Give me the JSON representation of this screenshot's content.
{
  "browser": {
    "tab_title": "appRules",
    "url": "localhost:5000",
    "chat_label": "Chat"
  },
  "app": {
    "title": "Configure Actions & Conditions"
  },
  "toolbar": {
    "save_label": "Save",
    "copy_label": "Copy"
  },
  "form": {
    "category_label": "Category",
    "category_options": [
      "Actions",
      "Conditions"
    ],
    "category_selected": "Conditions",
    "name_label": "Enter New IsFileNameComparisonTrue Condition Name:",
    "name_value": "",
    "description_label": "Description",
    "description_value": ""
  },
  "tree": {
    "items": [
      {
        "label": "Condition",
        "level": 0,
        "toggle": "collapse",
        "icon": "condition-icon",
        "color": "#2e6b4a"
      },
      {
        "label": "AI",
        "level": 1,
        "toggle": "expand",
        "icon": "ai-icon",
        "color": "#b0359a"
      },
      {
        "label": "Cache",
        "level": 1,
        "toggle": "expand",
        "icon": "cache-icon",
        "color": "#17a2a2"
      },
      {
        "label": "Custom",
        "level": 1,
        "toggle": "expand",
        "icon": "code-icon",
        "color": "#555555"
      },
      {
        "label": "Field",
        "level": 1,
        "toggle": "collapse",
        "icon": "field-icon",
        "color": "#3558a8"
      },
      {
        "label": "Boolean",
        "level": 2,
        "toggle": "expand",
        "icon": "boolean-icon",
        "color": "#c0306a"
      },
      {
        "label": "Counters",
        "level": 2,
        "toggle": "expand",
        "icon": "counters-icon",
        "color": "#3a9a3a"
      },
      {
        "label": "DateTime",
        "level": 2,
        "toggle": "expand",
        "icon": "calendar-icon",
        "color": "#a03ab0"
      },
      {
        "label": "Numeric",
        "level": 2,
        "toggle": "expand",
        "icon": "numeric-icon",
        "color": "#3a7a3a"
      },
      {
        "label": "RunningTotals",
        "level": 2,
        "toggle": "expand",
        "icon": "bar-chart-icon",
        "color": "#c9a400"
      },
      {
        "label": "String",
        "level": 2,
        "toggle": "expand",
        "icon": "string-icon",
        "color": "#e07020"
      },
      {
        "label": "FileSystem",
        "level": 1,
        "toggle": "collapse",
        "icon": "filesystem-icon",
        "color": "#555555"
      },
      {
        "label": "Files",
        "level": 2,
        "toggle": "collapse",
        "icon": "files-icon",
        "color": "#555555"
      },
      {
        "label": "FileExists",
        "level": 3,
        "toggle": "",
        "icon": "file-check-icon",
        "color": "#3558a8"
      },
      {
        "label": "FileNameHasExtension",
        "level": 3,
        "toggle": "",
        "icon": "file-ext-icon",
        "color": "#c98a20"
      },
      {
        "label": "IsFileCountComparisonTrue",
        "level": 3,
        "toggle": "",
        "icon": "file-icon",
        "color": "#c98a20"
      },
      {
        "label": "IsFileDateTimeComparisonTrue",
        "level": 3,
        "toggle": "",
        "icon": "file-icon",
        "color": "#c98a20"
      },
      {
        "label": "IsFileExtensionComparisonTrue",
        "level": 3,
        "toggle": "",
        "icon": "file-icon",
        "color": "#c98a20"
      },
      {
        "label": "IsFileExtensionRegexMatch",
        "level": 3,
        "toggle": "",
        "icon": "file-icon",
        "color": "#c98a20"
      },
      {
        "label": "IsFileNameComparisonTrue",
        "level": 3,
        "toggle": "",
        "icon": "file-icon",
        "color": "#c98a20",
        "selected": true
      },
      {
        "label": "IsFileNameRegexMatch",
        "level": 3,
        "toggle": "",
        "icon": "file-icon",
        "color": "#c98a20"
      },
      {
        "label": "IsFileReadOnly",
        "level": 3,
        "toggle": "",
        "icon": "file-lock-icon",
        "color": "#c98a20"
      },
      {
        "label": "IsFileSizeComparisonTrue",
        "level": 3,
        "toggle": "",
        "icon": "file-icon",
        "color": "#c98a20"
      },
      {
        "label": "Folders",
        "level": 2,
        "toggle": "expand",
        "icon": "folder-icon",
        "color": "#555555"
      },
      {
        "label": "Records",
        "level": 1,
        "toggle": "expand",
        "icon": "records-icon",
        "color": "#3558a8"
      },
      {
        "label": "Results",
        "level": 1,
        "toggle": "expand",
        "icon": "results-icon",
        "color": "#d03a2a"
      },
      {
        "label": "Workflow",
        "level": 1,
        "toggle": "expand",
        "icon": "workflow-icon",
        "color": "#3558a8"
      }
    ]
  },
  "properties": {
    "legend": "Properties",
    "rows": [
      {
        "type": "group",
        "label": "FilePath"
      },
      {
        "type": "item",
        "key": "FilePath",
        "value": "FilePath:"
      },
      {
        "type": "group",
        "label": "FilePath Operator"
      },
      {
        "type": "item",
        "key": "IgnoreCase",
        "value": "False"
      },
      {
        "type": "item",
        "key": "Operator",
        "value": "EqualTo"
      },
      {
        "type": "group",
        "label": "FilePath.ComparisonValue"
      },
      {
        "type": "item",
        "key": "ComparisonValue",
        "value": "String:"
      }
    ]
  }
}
■ ■ ■ ■ ■ ■ ■
The task →
Go through the lines above. Select every one that has the string "Operator".

Full answer →
        "label": "FilePath Operator"
        "key": "Operator",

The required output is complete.